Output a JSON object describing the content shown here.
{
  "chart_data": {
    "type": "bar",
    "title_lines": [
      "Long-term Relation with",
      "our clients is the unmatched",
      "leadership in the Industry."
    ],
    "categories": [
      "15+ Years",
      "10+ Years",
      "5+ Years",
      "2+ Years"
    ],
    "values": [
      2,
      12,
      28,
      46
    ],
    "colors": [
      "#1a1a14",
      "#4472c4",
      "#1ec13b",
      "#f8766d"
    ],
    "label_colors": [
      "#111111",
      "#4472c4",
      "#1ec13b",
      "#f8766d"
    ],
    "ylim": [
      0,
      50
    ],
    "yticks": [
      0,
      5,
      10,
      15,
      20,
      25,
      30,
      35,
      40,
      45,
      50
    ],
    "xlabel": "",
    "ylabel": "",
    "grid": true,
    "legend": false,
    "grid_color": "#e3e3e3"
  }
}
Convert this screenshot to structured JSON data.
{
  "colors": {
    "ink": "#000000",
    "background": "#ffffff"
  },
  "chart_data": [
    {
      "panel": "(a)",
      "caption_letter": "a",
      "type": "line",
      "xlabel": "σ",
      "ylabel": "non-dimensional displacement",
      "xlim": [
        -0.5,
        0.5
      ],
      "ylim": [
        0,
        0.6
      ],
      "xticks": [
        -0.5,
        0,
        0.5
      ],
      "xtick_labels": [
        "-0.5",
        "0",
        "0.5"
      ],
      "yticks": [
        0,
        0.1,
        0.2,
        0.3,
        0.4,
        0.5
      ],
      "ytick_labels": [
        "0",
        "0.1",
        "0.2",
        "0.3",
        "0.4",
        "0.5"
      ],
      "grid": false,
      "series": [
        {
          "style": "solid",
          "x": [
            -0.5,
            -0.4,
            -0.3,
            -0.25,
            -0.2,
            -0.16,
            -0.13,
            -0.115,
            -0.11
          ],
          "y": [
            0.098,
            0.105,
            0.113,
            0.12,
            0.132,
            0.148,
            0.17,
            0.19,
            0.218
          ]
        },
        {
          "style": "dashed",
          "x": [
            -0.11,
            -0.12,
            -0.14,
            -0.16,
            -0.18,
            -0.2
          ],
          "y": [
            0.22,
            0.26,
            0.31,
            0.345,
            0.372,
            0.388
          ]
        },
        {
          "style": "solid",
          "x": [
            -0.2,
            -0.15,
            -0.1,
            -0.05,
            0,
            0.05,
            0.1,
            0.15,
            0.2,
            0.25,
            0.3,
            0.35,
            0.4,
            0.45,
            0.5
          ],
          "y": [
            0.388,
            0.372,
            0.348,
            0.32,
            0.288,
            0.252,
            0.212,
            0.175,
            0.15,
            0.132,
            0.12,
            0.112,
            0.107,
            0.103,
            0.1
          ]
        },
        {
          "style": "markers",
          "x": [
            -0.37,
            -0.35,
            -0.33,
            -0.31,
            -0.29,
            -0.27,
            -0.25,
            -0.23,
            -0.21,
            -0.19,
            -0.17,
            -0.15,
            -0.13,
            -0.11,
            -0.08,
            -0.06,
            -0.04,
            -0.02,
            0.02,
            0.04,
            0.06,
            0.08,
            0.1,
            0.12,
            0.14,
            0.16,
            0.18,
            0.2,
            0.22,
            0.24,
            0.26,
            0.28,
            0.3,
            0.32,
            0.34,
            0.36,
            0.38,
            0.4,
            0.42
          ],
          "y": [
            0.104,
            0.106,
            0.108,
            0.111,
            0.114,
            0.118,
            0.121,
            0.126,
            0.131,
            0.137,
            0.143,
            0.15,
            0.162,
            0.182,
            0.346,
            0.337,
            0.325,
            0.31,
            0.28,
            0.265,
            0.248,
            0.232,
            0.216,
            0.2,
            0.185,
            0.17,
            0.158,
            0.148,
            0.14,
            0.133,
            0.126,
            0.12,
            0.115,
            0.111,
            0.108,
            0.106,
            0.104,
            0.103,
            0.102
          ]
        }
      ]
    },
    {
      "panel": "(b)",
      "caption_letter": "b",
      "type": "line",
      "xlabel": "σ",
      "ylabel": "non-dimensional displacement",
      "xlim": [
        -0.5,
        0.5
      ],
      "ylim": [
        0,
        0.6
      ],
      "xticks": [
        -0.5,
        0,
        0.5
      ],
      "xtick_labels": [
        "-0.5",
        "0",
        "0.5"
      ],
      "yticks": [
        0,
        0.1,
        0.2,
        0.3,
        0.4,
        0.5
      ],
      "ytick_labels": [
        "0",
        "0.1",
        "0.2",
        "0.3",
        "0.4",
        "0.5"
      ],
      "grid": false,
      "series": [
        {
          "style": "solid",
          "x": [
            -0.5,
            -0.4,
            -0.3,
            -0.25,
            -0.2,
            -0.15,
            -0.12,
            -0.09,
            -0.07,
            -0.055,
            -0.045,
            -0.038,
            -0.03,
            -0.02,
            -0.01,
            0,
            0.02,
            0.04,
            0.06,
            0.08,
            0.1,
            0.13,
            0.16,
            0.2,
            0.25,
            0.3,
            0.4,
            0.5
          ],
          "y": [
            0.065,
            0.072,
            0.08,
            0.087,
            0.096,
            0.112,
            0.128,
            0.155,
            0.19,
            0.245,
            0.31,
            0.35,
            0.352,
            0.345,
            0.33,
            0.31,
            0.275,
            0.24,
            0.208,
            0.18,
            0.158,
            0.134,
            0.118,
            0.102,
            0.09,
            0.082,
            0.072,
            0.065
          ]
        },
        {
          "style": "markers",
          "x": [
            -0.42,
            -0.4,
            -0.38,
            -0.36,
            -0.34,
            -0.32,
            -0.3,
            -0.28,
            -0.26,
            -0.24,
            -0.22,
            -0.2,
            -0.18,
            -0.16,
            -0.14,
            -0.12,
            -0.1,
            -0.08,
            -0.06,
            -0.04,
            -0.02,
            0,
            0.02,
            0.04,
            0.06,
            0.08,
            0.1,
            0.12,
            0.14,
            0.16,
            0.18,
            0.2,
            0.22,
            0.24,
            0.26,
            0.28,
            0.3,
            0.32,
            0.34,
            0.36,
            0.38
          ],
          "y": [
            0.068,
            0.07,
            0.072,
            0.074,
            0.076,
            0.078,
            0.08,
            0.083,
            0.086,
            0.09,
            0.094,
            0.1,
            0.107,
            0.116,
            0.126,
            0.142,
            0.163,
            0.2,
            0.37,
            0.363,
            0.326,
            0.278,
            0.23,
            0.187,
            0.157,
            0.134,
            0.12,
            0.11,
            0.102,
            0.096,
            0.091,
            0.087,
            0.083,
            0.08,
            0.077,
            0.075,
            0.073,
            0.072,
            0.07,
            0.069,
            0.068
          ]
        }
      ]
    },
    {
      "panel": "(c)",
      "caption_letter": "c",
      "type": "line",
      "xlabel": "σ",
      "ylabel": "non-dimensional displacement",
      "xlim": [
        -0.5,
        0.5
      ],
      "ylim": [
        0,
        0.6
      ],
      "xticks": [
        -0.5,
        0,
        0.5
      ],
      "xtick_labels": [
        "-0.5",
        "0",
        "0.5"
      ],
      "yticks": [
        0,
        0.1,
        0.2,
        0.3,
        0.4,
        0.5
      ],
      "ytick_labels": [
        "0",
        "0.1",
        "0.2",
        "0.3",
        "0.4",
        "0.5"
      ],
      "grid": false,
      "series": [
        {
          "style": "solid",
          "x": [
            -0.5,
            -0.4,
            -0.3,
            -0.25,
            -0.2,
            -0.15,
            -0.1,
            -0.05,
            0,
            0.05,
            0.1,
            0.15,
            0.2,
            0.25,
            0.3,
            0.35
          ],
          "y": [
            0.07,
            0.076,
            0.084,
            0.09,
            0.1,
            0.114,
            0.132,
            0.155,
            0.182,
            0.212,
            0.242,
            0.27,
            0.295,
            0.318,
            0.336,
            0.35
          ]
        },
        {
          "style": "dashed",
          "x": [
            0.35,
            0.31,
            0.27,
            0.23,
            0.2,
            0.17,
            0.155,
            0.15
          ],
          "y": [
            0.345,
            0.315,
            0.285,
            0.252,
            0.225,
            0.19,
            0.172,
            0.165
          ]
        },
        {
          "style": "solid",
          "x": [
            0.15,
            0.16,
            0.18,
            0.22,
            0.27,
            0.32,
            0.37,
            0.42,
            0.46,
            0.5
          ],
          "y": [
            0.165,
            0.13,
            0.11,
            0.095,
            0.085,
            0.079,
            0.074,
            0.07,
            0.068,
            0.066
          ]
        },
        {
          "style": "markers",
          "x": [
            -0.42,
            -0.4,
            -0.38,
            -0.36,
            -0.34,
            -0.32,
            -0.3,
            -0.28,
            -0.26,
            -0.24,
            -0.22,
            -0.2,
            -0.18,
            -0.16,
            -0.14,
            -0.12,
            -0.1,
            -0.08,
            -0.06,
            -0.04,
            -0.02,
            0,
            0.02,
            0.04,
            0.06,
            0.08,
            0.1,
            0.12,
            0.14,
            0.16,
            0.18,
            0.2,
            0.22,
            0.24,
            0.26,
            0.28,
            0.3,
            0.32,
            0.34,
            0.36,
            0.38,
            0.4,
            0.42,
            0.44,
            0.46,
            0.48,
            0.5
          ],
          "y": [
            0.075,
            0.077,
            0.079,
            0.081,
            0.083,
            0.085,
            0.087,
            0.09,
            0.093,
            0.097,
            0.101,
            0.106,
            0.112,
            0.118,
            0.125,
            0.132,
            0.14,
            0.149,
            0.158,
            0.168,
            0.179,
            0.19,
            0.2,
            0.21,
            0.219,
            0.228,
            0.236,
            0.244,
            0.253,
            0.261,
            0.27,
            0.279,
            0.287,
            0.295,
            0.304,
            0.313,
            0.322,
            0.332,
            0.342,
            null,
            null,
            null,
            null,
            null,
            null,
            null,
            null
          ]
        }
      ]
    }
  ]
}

The problem: Only lines that contain the word "JSON" are wanted; copy each of them.

Completed exercise:
Output a JSON object describing the content shown here.
Convert this screenshot to structured JSON data.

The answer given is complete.